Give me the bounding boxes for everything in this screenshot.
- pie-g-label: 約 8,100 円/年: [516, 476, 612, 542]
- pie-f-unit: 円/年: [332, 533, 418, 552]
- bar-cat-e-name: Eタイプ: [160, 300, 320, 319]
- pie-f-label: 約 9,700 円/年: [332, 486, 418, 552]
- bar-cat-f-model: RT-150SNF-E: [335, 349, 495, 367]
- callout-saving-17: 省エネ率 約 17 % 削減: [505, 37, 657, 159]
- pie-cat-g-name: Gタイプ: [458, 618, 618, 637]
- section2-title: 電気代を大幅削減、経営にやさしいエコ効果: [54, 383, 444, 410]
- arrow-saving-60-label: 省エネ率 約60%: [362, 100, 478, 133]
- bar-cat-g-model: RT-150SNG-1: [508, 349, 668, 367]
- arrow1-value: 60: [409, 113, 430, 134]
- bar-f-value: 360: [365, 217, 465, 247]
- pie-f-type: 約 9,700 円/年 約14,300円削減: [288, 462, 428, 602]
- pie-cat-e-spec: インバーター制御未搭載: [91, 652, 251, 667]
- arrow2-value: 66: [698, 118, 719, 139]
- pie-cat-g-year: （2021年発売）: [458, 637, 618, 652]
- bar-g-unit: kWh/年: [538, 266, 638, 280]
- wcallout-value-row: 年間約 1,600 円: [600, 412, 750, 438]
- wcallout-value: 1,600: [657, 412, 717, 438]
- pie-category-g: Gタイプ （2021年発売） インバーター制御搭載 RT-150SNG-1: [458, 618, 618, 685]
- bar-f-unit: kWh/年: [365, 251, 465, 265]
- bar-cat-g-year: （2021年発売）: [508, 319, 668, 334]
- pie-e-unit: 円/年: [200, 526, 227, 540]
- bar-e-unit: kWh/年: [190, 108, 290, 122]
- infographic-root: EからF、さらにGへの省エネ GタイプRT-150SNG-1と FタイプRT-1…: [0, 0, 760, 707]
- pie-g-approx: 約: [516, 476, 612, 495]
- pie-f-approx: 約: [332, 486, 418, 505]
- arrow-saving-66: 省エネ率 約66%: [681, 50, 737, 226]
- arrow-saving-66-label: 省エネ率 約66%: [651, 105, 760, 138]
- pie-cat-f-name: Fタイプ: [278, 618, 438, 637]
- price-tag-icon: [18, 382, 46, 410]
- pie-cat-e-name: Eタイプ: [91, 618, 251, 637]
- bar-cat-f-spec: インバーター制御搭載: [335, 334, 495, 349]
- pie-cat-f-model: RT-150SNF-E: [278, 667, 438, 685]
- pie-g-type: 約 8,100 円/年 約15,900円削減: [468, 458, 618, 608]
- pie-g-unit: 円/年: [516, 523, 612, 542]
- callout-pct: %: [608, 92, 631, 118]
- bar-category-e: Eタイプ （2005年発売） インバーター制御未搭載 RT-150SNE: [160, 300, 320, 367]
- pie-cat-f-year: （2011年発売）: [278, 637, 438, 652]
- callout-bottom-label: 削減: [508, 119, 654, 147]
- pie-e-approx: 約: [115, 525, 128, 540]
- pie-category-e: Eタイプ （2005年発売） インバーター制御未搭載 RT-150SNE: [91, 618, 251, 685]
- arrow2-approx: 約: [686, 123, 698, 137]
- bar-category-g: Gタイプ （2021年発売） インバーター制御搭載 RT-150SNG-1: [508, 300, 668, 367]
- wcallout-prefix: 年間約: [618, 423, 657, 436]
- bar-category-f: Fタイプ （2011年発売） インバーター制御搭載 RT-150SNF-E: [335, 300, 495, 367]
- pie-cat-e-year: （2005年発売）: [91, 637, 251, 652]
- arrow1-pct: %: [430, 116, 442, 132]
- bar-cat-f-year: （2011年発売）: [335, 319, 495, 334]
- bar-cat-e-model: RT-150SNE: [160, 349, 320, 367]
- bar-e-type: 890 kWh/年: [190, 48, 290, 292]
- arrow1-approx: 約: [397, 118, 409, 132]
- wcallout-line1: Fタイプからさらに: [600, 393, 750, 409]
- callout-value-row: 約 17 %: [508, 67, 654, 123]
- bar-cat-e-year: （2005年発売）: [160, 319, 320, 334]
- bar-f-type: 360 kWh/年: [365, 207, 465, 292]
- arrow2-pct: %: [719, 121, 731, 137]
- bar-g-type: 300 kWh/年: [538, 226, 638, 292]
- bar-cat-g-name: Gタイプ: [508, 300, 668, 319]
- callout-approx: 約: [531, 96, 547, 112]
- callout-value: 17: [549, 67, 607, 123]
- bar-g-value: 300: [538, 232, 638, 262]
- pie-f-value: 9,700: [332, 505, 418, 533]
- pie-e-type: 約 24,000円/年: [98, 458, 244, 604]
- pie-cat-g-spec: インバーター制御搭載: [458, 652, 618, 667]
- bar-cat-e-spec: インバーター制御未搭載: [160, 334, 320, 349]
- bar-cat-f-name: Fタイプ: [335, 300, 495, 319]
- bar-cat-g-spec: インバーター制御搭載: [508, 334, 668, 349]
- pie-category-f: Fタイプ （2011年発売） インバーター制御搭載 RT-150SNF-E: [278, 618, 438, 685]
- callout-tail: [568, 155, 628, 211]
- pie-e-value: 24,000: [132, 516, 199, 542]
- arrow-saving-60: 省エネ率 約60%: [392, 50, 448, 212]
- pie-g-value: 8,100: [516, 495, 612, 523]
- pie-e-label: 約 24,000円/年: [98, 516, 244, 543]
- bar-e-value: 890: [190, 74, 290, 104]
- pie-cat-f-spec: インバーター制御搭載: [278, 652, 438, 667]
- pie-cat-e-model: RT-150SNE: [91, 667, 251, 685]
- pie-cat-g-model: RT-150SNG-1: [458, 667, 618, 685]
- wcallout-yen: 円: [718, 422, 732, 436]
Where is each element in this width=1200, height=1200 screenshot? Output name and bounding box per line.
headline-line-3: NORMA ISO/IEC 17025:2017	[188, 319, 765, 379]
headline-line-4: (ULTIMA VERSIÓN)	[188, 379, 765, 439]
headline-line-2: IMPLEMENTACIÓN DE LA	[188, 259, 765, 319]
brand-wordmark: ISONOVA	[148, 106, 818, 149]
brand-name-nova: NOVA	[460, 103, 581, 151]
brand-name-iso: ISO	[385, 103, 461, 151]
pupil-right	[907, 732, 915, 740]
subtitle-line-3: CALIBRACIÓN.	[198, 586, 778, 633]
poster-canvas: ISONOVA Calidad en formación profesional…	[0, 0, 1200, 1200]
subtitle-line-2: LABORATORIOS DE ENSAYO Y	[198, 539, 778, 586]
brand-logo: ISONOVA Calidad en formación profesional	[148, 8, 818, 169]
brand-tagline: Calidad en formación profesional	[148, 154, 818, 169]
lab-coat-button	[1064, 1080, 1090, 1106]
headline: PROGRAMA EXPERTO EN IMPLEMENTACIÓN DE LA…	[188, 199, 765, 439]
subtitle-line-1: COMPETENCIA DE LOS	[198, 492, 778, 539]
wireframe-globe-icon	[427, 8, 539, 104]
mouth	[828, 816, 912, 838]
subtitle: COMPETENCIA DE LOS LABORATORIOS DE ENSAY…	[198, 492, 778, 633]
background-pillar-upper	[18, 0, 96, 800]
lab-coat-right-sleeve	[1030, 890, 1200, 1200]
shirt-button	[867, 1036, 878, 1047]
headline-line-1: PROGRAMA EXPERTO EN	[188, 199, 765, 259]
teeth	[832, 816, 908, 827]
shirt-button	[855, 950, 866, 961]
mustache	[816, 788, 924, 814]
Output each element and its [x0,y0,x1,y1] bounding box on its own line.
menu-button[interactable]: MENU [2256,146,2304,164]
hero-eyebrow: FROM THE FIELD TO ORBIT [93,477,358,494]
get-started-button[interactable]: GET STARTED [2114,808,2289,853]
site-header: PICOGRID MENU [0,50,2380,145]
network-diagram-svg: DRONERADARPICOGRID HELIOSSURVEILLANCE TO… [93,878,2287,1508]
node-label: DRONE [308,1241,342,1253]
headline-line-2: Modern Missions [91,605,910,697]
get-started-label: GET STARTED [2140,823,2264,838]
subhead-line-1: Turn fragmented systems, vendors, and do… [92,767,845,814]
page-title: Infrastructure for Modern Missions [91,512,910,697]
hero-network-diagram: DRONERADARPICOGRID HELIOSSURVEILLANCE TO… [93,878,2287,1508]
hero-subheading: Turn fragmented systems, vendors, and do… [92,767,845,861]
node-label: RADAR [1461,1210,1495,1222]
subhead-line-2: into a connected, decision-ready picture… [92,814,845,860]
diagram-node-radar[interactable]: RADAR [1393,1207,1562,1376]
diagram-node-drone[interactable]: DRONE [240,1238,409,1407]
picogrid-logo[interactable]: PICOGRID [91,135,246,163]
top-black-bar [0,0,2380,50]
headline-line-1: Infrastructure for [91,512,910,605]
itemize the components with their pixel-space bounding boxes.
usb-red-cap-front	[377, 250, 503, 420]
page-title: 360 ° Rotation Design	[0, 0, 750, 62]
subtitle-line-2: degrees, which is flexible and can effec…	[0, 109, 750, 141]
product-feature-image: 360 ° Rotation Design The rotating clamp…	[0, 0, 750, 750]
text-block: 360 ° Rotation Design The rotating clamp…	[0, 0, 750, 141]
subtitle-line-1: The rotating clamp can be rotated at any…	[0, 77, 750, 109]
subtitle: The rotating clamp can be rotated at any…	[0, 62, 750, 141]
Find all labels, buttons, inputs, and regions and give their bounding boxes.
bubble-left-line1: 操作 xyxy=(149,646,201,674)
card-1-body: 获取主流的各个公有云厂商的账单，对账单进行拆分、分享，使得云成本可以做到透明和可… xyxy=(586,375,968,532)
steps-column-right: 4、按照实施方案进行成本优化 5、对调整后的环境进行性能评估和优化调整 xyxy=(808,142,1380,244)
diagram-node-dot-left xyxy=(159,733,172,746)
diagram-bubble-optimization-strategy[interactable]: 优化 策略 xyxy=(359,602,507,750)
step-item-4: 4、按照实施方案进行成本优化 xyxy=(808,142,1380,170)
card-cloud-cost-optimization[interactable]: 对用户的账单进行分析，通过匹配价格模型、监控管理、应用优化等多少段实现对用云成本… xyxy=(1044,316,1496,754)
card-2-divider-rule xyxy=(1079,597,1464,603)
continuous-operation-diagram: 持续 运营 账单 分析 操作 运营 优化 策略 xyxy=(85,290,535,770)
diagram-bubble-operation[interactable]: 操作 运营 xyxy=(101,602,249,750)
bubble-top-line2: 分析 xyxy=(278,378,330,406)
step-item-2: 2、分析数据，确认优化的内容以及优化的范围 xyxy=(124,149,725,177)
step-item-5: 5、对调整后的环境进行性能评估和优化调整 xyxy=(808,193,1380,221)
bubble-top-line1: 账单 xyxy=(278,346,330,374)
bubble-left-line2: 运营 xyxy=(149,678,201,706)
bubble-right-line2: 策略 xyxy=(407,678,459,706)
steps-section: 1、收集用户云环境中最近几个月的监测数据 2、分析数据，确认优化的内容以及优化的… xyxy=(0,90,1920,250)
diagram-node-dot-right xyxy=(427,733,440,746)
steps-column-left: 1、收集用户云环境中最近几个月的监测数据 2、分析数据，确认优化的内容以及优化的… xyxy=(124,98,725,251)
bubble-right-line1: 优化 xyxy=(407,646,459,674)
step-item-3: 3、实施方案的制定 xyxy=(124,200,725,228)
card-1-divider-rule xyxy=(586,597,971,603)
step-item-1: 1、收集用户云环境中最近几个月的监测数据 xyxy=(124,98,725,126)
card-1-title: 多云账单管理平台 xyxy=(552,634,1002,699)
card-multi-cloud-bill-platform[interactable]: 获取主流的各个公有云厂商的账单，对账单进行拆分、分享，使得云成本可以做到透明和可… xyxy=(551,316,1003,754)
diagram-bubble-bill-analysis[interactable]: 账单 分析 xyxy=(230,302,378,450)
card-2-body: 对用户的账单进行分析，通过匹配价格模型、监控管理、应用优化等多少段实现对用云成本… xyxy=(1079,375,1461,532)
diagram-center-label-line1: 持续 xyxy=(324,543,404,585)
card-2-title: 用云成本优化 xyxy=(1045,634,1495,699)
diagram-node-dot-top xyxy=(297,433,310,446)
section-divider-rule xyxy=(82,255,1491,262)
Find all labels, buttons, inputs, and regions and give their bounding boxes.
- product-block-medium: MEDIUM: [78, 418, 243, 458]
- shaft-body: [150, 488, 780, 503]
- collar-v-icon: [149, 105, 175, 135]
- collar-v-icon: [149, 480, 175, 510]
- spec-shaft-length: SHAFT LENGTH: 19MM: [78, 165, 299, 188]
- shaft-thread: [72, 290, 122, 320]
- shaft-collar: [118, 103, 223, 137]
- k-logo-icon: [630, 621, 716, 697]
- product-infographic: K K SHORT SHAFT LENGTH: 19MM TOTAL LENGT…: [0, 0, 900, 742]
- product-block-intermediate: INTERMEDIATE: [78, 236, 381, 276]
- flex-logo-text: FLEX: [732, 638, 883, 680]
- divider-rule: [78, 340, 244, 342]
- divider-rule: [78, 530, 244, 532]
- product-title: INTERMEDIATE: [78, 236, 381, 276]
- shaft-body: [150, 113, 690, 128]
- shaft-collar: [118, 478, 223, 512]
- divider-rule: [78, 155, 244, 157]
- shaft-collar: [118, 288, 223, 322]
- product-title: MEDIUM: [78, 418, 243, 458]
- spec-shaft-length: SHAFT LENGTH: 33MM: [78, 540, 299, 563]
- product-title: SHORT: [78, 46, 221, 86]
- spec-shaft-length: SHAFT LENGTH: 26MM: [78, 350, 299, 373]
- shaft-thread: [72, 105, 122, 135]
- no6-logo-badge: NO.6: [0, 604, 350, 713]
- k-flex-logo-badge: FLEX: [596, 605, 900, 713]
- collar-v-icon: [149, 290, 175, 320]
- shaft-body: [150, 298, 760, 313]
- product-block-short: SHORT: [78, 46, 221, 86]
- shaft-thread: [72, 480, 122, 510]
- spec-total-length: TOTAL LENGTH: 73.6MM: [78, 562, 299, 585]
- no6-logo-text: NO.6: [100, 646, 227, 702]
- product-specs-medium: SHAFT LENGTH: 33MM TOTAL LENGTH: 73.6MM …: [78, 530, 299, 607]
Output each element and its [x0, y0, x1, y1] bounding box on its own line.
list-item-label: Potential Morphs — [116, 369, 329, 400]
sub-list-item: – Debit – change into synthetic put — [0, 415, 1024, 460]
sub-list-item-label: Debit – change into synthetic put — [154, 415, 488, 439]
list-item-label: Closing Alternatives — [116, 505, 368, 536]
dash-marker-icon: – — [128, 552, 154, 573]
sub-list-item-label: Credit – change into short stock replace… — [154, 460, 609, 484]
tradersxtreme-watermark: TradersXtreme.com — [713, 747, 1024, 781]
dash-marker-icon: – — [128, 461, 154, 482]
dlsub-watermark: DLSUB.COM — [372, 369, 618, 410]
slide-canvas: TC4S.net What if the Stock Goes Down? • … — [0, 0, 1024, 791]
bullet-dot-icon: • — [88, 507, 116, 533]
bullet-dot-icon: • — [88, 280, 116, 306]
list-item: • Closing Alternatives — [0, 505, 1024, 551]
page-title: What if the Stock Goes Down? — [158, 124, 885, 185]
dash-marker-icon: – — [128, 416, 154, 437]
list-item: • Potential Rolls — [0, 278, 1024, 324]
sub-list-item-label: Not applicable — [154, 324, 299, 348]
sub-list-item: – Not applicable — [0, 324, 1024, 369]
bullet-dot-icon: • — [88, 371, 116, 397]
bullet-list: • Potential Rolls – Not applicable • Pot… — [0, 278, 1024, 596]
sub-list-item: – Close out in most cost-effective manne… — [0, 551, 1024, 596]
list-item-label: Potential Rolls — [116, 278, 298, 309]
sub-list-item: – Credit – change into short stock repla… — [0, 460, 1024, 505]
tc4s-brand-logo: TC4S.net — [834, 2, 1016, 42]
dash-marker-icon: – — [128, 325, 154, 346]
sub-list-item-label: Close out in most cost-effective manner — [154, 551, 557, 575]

■ **Your goal**
Format the lines from the start of the records through the line that contains "- bar-category-e: Eタイプ", both included, as a JSON list of strings with one string per line, omitting blank lines.

■ **Written answer**
[
  "Give me the bounding boxes for everything in this screenshot.",
  "- pie-g-label: 約 8,100 円/年: [516, 476, 612, 542]",
  "- pie-f-unit: 円/年: [332, 533, 418, 552]",
  "- bar-cat-e-name: Eタイプ: [160, 300, 320, 319]",
  "- pie-f-label: 約 9,700 円/年: [332, 486, 418, 552]",
  "- bar-cat-f-model: RT-150SNF-E: [335, 349, 495, 367]",
  "- callout-saving-17: 省エネ率 約 17 % 削減: [505, 37, 657, 159]",
  "- pie-cat-g-name: Gタイプ: [458, 618, 618, 637]",
  "- section2-title: 電気代を大幅削減、経営にやさしいエコ効果: [54, 383, 444, 410]",
  "- arrow-saving-60-label: 省エネ率 約60%: [362, 100, 478, 133]",
  "- bar-cat-g-model: RT-150SNG-1: [508, 349, 668, 367]",
  "- arrow1-value: 60: [409, 113, 430, 134]",
  "- bar-f-value: 360: [365, 217, 465, 247]",
  "- pie-f-type: 約 9,700 円/年 約14,300円削減: [288, 462, 428, 602]",
  "- pie-cat-e-spec: インバーター制御未搭載: [91, 652, 251, 667]",
  "- arrow2-value: 66: [698, 118, 719, 139]",
  "- pie-cat-g-year: （2021年発売）: [458, 637, 618, 652]",
  "- bar-g-unit: kWh/年: [538, 266, 638, 280]",
  "- wcallout-value-row: 年間約 1,600 円: [600, 412, 750, 438]",
  "- wcallout-value: 1,600: [657, 412, 717, 438]",
  "- pie-category-g: Gタイプ （2021年発売） インバーター制御搭載 RT-150SNG-1: [458, 618, 618, 685]",
  "- bar-f-unit: kWh/年: [365, 251, 465, 265]",
  "- bar-cat-g-year: （2021年発売）: [508, 319, 668, 334]",
  "- pie-e-unit: 円/年: [200, 526, 227, 540]",
  "- bar-e-unit: kWh/年: [190, 108, 290, 122]",
  "- infographic-root: EからF、さらにGへの省エネ GタイプRT-150SNG-1と FタイプRT-1…: [0, 0, 760, 707]",
  "- pie-g-approx: 約: [516, 476, 612, 495]",
  "- pie-f-approx: 約: [332, 486, 418, 505]",
  "- arrow-saving-66: 省エネ率 約66%: [681, 50, 737, 226]",
  "- arrow-saving-66-label: 省エネ率 約66%: [651, 105, 760, 138]",
  "- pie-cat-f-name: Fタイプ: [278, 618, 438, 637]",
  "- price-tag-icon: [18, 382, 46, 410]",
  "- pie-cat-e-name: Eタイプ: [91, 618, 251, 637]",
  "- bar-cat-f-spec: インバーター制御搭載: [335, 334, 495, 349]",
  "- pie-cat-f-model: RT-150SNF-E: [278, 667, 438, 685]",
  "- pie-g-type: 約 8,100 円/年 約15,900円削減: [468, 458, 618, 608]",
  "- pie-g-unit: 円/年: [516, 523, 612, 542]",
  "- callout-pct: %: [608, 92, 631, 118]",
  "- bar-category-e: Eタイプ （2005年発売） インバーター制御未搭載 RT-150SNE: [160, 300, 320, 367]"
]